Copy the items line for line, from the very first line through the line containing "Point [163,566,186,580]".

>> Begin Task input

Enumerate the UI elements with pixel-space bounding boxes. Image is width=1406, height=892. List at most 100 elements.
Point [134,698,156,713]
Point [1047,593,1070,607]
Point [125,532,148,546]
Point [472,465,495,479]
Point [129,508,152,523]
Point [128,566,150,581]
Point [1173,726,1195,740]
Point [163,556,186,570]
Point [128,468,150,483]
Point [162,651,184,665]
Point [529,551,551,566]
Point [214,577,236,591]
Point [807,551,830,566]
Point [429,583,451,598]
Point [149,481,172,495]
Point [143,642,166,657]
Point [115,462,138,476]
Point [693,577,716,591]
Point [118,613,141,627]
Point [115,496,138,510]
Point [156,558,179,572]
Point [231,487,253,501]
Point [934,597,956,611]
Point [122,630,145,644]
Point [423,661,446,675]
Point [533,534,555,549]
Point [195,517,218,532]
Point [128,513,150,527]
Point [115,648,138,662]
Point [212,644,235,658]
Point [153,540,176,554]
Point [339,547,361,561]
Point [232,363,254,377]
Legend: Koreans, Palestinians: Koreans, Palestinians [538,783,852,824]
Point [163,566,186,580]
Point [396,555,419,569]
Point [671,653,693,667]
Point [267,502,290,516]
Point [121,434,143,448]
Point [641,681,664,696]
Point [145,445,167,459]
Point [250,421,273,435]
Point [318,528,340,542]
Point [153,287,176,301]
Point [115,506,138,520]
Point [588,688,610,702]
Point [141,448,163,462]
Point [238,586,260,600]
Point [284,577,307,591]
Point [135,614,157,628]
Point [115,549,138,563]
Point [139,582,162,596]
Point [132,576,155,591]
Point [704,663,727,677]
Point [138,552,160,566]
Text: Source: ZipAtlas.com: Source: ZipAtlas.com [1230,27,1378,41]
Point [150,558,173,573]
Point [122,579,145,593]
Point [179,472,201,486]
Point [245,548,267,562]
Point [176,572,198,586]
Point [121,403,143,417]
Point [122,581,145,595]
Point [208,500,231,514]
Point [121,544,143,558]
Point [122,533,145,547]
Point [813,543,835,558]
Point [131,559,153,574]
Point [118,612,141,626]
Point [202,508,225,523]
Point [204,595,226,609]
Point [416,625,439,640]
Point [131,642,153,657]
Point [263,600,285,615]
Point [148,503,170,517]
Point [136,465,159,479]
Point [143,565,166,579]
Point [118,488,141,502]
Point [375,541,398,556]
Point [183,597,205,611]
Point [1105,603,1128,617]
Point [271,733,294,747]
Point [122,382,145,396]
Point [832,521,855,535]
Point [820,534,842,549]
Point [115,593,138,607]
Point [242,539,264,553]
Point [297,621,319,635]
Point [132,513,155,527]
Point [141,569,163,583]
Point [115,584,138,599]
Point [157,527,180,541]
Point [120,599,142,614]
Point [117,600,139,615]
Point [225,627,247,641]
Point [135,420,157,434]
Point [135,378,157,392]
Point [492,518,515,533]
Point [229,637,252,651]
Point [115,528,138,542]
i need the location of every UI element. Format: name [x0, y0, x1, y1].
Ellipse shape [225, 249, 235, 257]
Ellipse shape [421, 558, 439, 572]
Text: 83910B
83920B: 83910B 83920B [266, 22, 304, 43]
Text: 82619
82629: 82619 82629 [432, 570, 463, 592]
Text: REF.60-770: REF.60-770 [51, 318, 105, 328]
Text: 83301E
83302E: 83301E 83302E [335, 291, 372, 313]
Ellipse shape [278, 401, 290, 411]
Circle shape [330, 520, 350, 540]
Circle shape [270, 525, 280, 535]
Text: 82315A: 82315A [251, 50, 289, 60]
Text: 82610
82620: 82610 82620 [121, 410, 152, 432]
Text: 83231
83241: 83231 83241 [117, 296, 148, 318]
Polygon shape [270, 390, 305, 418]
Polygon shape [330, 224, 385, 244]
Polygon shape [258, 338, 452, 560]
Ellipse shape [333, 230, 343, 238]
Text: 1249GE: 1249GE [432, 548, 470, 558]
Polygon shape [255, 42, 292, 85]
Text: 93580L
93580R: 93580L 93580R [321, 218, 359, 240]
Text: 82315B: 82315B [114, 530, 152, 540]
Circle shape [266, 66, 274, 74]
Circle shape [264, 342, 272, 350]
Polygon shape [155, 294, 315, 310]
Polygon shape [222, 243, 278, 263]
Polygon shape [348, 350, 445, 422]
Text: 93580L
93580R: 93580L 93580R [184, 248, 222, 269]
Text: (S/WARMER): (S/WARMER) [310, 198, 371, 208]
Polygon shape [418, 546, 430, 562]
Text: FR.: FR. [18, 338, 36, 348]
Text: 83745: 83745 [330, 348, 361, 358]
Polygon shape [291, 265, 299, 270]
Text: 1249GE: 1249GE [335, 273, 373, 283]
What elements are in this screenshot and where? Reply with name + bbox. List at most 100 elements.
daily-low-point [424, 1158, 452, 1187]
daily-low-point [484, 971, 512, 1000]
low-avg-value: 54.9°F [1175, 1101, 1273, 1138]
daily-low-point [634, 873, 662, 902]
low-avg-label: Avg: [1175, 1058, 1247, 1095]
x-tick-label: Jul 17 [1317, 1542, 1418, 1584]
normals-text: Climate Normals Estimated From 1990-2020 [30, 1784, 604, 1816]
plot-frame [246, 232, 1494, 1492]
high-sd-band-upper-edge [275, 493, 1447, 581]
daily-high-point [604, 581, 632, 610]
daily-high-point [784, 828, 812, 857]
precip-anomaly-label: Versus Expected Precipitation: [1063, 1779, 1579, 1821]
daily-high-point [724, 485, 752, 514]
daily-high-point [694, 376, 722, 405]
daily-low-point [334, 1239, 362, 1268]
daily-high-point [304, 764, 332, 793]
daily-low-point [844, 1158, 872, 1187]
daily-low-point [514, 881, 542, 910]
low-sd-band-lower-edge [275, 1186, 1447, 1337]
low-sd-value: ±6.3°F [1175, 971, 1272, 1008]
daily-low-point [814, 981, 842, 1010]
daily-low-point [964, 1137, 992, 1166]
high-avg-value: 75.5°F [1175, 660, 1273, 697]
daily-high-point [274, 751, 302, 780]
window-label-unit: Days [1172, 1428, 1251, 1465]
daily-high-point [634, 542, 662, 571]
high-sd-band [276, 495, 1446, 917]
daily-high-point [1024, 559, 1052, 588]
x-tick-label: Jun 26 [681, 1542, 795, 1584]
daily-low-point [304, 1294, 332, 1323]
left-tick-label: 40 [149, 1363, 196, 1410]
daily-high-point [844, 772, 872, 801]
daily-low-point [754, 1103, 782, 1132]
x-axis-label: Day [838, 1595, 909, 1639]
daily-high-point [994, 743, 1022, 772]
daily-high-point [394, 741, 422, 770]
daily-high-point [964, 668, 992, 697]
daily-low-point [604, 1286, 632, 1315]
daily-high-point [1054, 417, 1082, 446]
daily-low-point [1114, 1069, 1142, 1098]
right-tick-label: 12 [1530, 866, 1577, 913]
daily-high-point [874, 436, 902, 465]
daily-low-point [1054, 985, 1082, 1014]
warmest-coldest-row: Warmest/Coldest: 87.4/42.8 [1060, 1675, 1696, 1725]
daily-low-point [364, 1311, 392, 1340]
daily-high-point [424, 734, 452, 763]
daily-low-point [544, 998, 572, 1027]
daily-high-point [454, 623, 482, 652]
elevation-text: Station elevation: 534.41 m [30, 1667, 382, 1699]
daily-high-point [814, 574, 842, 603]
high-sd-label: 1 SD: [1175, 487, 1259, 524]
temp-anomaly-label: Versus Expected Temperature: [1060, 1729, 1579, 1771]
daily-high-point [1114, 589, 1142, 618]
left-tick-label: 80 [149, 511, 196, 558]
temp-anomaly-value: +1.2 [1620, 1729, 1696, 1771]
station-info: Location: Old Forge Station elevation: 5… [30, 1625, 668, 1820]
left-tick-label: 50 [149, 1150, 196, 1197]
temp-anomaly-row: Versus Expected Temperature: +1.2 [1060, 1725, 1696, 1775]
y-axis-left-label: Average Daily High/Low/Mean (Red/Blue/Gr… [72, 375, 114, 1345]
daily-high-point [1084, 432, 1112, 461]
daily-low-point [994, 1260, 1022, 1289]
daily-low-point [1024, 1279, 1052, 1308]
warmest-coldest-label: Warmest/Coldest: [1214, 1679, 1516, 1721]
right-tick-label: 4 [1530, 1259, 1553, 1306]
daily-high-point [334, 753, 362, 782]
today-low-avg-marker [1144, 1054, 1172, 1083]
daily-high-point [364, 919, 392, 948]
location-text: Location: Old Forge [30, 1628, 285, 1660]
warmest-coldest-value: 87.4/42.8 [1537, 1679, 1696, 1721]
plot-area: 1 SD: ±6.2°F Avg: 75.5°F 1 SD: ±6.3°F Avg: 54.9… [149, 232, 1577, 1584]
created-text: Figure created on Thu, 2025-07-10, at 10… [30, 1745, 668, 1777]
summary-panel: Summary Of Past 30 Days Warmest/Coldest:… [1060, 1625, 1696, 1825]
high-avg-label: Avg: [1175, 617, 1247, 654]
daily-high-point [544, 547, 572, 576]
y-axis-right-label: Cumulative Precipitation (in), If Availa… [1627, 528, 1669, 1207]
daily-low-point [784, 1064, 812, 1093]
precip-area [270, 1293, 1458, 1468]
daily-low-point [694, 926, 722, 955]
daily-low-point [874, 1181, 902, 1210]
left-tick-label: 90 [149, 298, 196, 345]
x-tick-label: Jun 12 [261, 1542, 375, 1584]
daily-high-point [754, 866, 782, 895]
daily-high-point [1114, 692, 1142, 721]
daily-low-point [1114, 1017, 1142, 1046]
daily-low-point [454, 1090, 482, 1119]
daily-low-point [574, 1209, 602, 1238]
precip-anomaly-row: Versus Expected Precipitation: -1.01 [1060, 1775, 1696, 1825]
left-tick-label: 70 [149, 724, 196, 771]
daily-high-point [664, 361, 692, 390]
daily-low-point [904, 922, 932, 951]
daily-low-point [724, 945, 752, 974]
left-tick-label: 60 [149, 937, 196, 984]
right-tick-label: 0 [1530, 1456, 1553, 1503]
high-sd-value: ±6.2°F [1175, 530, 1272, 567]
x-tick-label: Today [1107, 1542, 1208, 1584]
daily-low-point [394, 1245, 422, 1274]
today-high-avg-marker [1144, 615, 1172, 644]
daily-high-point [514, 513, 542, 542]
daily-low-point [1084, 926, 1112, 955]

>> End Task input

-- Answer to the exercise --
Enumerate the UI elements with pixel-space bounding boxes. Image is width=1406, height=892. List at most 100 elements.
Point [134,698,156,713]
Point [1047,593,1070,607]
Point [125,532,148,546]
Point [472,465,495,479]
Point [129,508,152,523]
Point [128,566,150,581]
Point [1173,726,1195,740]
Point [163,556,186,570]
Point [128,468,150,483]
Point [162,651,184,665]
Point [529,551,551,566]
Point [214,577,236,591]
Point [807,551,830,566]
Point [429,583,451,598]
Point [149,481,172,495]
Point [143,642,166,657]
Point [115,462,138,476]
Point [693,577,716,591]
Point [118,613,141,627]
Point [115,496,138,510]
Point [156,558,179,572]
Point [231,487,253,501]
Point [934,597,956,611]
Point [122,630,145,644]
Point [423,661,446,675]
Point [533,534,555,549]
Point [195,517,218,532]
Point [128,513,150,527]
Point [115,648,138,662]
Point [212,644,235,658]
Point [153,540,176,554]
Point [339,547,361,561]
Point [232,363,254,377]
Legend: Koreans, Palestinians: Koreans, Palestinians [538,783,852,824]
Point [163,566,186,580]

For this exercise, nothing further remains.